START Records supplied

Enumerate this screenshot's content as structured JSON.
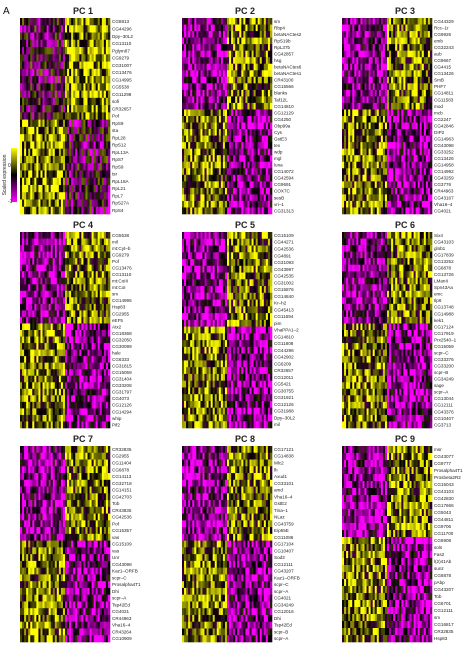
{
  "figure_label": "A",
  "chart_data": {
    "type": "heatmap",
    "colorbar": {
      "label": "Scaled expression",
      "ticks": [
        {
          "value": 0,
          "label": "0"
        },
        {
          "value": -1,
          "label": "-1"
        }
      ],
      "range": [
        -1.5,
        2.0
      ],
      "colors": {
        "low": "#ff00ff",
        "mid": "#000000",
        "high": "#ffff00"
      }
    },
    "panels": [
      {
        "title": "PC 1",
        "genes": [
          "CG8813",
          "CG44296",
          "Dpy–30L2",
          "CG13110",
          "Pglym87",
          "CG9279",
          "CG31007",
          "CG13476",
          "CG14995",
          "CG5538",
          "CG11298",
          "sofi",
          "CR32657",
          "Pof",
          "RpS9",
          "sta",
          "RpL28",
          "RpS12",
          "RpL13A",
          "RpS7",
          "RpS9",
          "tsr",
          "RpL18A",
          "RpL21",
          "RpL7",
          "RpS27A",
          "RpS4"
        ]
      },
      {
        "title": "PC 2",
        "genes": [
          "sm",
          "Rbp4",
          "betaNACtes2",
          "RpS19b",
          "RpL37b",
          "CG42857",
          "hsg",
          "betaNACtes6",
          "betaNACtes1",
          "CR43100",
          "CG15566",
          "blanks",
          "Taf12L",
          "CG14810",
          "CG12129",
          "CG4250",
          "Obp99a",
          "Cys",
          "GstE3",
          "tex",
          "wdp",
          "mgl",
          "luna",
          "CG14072",
          "CG42594",
          "CG9691",
          "COX7C",
          "sesB",
          "vri–1",
          "CG31313"
        ]
      },
      {
        "title": "PC 3",
        "genes": [
          "CG44329",
          "Rcc–1r",
          "CG9926",
          "emb",
          "CG32243",
          "aub",
          "CG9667",
          "CG4415",
          "CG13426",
          "SmB",
          "PHF7",
          "CG14811",
          "CG11583",
          "mod",
          "mcb",
          "CG2247",
          "CG42846",
          "DIP2",
          "CG14963",
          "CG43098",
          "CG33252",
          "CG13426",
          "CG14958",
          "CG14992",
          "CG43259",
          "CG3776",
          "CR44963",
          "CG43167",
          "Vha16–4",
          "CG4021"
        ]
      },
      {
        "title": "PC 4",
        "genes": [
          "CG5538",
          "mil",
          "mt:Cyt–b",
          "CG9279",
          "Pof",
          "CG13476",
          "CG13110",
          "mt:CoIII",
          "mt:CoI",
          "sm",
          "CG14995",
          "Hsp83",
          "CG2955",
          "eEF5",
          "Atx2",
          "CG18368",
          "CG32050",
          "CG30099",
          "hale",
          "CG6333",
          "CG31815",
          "CG15059",
          "CG31404",
          "CG33208",
          "CG31797",
          "CG4073",
          "CG12126",
          "CG14294",
          "whip",
          "Pif2"
        ]
      },
      {
        "title": "PC 5",
        "genes": [
          "CG15109",
          "CG44271",
          "CG42536",
          "CG4891",
          "CG31093",
          "CG43997",
          "CG42535",
          "CG31002",
          "CG15876",
          "CG14840",
          "Kr–h2",
          "CG45413",
          "CG11694",
          "pim",
          "VhaPPA1–2",
          "CG14810",
          "CG11808",
          "CG44296",
          "CG42902",
          "CG6209",
          "CR32657",
          "CG12011",
          "CG5421",
          "CG30755",
          "CG31921",
          "CG12126",
          "CG31988",
          "Dpy–30L2",
          "mil"
        ]
      },
      {
        "title": "PC 6",
        "genes": [
          "Six4",
          "CG43103",
          "glob1",
          "CG17839",
          "CG13252",
          "CG6878",
          "CG13726",
          "LManII",
          "Spn43Aa",
          "emc",
          "Ilp6",
          "CG13748",
          "CG14988",
          "kek1",
          "CG17124",
          "CG17919",
          "Prx2540–1",
          "CG15059",
          "scpr–C",
          "CG33376",
          "CG33200",
          "scpr–B",
          "CG34249",
          "sage",
          "scpr–A",
          "CG13044",
          "CG12111",
          "CG43376",
          "CG10407",
          "CG3713"
        ]
      },
      {
        "title": "PC 7",
        "genes": [
          "CR32835",
          "CG2955",
          "CG11404",
          "CG6878",
          "CG14113",
          "CG32718",
          "CG14151",
          "CG42703",
          "Tob",
          "CR43835",
          "CG42536",
          "Pof",
          "CG15357",
          "vas",
          "CG15109",
          "vas",
          "Unr",
          "CG43098",
          "Kaz1–ORFB",
          "scpr–C",
          "Prosalpha4T1",
          "Dhi",
          "scpr–A",
          "Tsp42Ed",
          "CG4021",
          "CR44963",
          "Vha16–4",
          "CR43264",
          "CG10909"
        ]
      },
      {
        "title": "PC 8",
        "genes": [
          "CG17121",
          "CG14838",
          "Mlc2",
          "lh",
          "Axud1",
          "CG33101",
          "amd",
          "Vha16–4",
          "GstE2",
          "Tina–1",
          "NLaz",
          "CG43759",
          "Eip55E",
          "CG11086",
          "CG17104",
          "CG10407",
          "Sod3",
          "CG12111",
          "CG43207",
          "Kaz1–ORFB",
          "scpr–C",
          "scpr–A",
          "CG4021",
          "CG34249",
          "CG12016",
          "Dhi",
          "Tsp42Ed",
          "scpr–B",
          "scpr–A"
        ]
      },
      {
        "title": "PC 9",
        "genes": [
          "msr",
          "CG43077",
          "CG9777",
          "Prosalpha4T1",
          "Prosbeta2R2",
          "CG15043",
          "CG43103",
          "CG42830",
          "CG17666",
          "CG5043",
          "CG44811",
          "CG9706",
          "CG11700",
          "CG6908",
          "sols",
          "Fas2",
          "l(2)41Ab",
          "sunz",
          "CG6878",
          "pAbp",
          "CG43207",
          "Tob",
          "CG6701",
          "CG12111",
          "sm",
          "CG16817",
          "CR32835",
          "Hsp83"
        ]
      }
    ]
  }
}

END Records supplied

> **Problem**: All lines above holding the word "title" make up the answer; copy each one.

> **Output**:
        "title": "PC 1",
        "title": "PC 2",
        "title": "PC 3",
        "title": "PC 4",
        "title": "PC 5",
        "title": "PC 6",
        "title": "PC 7",
        "title": "PC 8",
        "title": "PC 9",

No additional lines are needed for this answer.